(Stored items)
## begin

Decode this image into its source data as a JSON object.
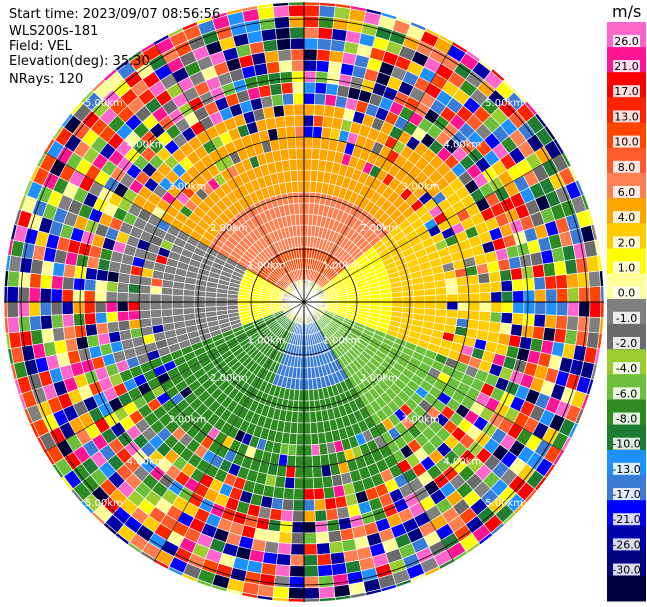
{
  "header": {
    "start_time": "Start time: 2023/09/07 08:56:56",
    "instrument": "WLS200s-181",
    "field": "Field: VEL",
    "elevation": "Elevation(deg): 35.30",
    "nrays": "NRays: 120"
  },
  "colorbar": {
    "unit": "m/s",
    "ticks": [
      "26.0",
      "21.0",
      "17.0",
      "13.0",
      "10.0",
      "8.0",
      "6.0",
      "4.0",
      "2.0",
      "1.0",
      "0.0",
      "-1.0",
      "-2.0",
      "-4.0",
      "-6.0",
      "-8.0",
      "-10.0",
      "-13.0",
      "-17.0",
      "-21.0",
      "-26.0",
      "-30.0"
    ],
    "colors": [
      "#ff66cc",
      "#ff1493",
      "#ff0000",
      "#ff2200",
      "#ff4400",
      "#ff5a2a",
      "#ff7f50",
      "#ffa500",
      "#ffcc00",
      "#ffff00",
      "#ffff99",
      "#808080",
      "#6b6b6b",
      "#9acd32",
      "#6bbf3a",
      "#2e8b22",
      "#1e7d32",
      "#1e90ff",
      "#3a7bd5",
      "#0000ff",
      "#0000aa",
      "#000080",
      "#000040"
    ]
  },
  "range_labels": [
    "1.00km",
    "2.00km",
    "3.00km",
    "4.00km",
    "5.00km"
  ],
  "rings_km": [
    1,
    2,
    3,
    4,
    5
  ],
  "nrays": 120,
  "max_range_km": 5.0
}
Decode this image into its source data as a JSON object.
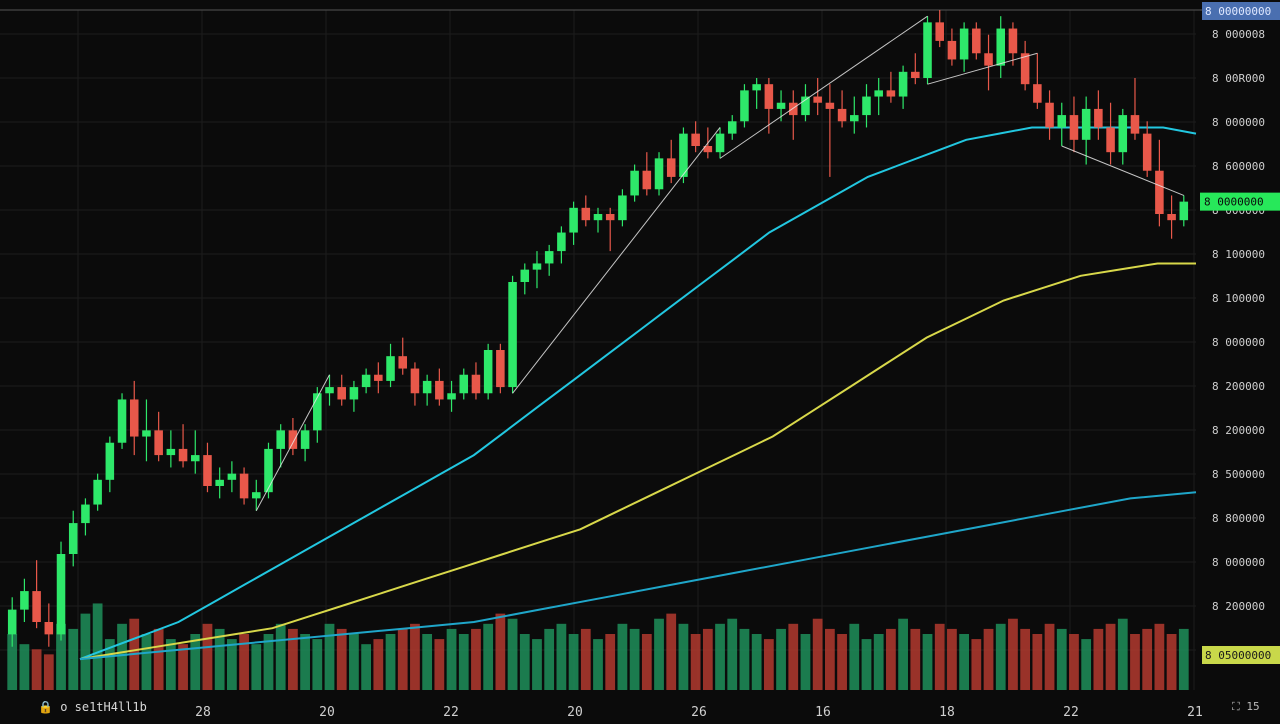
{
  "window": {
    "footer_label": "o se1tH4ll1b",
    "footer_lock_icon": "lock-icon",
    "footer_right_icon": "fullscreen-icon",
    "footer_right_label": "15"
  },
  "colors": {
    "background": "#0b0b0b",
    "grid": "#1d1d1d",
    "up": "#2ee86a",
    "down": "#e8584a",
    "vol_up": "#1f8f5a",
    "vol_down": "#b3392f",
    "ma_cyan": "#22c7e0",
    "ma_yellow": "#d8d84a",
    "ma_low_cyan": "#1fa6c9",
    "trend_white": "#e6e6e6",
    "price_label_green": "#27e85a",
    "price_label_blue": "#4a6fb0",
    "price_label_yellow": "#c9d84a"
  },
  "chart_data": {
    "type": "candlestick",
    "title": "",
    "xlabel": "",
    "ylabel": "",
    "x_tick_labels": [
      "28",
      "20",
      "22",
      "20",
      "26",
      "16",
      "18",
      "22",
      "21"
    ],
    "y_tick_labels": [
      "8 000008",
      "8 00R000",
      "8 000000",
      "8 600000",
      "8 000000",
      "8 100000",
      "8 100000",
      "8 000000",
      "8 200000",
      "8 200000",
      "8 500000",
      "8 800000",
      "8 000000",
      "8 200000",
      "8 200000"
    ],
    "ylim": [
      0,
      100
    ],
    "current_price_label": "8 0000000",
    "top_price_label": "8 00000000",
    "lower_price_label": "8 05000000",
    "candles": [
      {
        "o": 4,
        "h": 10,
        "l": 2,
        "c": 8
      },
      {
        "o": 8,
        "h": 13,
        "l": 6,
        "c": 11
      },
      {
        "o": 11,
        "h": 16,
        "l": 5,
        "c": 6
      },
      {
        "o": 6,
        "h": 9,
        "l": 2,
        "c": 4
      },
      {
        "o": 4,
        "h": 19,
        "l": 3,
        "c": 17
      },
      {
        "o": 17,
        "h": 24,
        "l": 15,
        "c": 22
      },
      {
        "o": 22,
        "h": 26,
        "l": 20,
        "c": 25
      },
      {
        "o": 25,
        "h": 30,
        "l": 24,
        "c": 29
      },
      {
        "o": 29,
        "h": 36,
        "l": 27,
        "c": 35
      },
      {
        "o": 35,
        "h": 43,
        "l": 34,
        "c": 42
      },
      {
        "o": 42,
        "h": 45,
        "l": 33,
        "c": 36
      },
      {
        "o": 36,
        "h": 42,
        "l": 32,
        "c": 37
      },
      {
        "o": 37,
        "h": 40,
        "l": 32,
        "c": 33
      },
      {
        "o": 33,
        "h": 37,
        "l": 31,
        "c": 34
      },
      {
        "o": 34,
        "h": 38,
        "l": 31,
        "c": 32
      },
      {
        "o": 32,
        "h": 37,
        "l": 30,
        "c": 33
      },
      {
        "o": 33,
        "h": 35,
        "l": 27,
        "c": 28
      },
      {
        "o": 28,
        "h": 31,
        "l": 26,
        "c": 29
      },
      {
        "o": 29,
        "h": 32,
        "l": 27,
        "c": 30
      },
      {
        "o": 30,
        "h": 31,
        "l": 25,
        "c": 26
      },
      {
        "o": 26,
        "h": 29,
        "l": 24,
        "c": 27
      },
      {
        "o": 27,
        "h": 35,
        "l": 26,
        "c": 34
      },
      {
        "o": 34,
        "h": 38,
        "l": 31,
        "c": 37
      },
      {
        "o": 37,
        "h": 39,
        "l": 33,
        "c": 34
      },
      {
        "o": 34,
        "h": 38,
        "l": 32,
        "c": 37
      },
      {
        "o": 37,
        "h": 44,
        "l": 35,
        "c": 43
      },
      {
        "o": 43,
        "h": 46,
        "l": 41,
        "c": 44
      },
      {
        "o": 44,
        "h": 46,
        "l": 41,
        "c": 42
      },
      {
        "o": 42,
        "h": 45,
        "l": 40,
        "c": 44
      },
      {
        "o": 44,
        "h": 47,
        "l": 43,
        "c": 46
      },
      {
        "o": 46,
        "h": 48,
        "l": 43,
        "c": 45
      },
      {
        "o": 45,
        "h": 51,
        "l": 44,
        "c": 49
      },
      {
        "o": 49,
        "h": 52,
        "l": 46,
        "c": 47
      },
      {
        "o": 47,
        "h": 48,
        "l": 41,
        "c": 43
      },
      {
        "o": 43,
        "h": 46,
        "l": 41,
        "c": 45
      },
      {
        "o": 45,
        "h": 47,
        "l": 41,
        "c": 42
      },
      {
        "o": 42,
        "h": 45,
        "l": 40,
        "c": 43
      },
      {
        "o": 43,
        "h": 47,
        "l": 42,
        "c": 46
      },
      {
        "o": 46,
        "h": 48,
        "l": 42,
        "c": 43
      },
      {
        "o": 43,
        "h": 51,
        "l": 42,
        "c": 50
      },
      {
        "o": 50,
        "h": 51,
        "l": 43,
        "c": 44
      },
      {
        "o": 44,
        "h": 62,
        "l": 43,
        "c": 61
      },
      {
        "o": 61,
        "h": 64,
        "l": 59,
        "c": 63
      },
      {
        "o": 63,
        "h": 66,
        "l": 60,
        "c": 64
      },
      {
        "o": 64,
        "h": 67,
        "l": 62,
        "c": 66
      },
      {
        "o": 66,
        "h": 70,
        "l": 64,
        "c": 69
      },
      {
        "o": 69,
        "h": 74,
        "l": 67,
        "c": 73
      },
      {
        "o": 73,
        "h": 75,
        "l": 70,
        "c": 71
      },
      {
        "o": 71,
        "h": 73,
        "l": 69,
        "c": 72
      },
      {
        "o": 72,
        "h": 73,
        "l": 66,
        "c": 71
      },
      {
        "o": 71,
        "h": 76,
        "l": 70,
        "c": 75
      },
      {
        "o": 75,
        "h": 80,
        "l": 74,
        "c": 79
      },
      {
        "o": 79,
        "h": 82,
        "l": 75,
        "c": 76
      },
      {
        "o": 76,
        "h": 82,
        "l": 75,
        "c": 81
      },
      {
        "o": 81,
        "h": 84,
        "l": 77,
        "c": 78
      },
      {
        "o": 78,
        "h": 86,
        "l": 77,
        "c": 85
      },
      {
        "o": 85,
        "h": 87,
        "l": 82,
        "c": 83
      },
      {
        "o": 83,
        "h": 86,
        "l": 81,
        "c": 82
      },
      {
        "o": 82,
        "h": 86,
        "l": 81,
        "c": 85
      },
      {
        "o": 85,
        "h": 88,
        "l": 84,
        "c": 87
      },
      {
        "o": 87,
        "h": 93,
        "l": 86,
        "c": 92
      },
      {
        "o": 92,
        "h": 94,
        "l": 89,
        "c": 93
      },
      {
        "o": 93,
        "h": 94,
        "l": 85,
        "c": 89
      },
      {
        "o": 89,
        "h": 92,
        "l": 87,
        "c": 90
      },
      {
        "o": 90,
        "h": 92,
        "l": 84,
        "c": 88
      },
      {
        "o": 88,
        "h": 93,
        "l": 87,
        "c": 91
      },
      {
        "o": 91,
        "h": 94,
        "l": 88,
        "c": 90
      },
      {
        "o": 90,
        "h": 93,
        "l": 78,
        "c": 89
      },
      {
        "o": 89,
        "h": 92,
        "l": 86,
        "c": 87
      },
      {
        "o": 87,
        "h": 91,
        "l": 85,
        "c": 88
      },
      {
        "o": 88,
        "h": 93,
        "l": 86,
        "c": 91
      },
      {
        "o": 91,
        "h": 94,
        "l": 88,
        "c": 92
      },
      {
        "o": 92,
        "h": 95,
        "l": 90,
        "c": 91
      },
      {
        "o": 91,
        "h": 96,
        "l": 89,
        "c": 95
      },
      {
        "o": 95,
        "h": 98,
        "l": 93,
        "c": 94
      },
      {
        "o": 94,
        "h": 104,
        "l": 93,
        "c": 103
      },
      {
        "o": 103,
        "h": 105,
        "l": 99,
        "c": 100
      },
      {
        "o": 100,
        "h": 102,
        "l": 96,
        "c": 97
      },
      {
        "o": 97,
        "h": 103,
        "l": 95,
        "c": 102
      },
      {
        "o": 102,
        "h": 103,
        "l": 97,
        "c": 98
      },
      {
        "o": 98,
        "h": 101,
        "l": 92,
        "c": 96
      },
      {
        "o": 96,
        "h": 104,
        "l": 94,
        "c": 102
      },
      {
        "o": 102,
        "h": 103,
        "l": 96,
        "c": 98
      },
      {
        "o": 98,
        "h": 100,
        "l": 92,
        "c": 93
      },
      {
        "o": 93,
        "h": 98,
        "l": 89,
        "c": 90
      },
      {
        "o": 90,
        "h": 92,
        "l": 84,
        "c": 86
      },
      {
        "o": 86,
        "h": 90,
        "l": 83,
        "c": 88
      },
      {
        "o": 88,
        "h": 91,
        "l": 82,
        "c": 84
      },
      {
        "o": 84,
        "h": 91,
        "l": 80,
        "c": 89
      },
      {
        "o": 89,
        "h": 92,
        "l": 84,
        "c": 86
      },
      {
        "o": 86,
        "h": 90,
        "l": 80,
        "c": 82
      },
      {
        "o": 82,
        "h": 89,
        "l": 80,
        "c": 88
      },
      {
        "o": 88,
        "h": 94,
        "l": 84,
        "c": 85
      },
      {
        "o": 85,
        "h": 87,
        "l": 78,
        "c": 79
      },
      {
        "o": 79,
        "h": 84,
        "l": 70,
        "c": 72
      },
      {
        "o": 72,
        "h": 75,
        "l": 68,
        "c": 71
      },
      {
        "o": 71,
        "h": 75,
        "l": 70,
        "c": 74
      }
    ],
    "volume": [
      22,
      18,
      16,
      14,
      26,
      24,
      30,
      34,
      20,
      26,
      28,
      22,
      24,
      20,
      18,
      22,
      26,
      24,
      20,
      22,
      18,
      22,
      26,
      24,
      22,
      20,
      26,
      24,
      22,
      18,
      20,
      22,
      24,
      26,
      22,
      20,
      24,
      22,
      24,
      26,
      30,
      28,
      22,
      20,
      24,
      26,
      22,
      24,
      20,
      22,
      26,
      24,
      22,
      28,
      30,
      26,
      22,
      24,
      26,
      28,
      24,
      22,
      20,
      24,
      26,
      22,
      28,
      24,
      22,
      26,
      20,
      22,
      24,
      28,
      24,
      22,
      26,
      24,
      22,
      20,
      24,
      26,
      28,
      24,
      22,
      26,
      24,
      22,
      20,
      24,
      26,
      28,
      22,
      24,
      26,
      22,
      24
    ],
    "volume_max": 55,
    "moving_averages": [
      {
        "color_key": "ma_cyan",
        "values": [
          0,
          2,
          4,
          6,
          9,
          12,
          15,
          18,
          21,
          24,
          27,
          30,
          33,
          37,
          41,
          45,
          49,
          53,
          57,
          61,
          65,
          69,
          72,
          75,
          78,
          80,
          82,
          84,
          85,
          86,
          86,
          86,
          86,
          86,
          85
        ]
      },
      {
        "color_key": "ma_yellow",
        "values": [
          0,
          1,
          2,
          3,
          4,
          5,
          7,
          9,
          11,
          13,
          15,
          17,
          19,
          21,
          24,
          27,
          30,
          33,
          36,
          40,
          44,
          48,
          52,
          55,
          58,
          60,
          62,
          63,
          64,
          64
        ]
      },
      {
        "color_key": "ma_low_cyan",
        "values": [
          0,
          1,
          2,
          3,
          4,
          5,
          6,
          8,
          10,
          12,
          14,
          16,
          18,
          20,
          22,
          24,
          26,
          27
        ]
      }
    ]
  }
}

## end
## begin

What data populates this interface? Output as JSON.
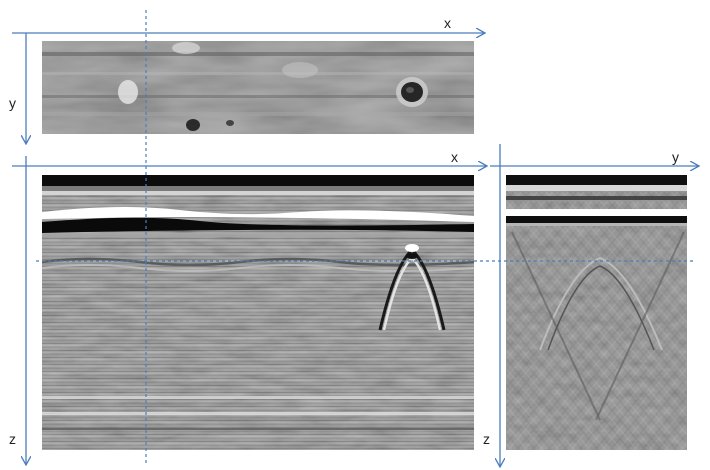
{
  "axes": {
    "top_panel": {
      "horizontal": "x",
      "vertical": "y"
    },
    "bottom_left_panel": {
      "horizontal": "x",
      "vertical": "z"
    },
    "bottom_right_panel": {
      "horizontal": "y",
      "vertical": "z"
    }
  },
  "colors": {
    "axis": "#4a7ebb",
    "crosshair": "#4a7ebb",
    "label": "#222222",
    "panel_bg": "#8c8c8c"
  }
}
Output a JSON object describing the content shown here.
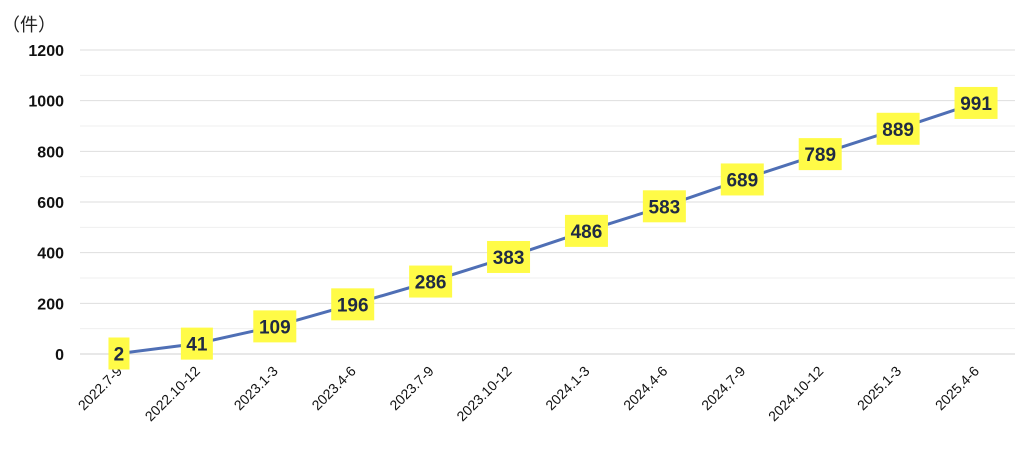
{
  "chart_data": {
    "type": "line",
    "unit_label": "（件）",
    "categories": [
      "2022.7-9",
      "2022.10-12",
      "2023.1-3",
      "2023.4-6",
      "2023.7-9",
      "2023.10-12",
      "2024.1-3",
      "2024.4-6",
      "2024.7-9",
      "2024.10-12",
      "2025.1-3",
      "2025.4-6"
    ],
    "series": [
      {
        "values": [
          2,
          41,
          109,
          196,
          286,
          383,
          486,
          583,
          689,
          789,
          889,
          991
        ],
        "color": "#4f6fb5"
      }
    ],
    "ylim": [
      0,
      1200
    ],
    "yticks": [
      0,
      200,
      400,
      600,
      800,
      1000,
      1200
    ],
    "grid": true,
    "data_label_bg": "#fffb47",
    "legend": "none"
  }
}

## end

From the data above, pick out each line containing "icon" and copy it.

    "footer_lock_icon": "lock-icon",
    "footer_right_icon": "fullscreen-icon",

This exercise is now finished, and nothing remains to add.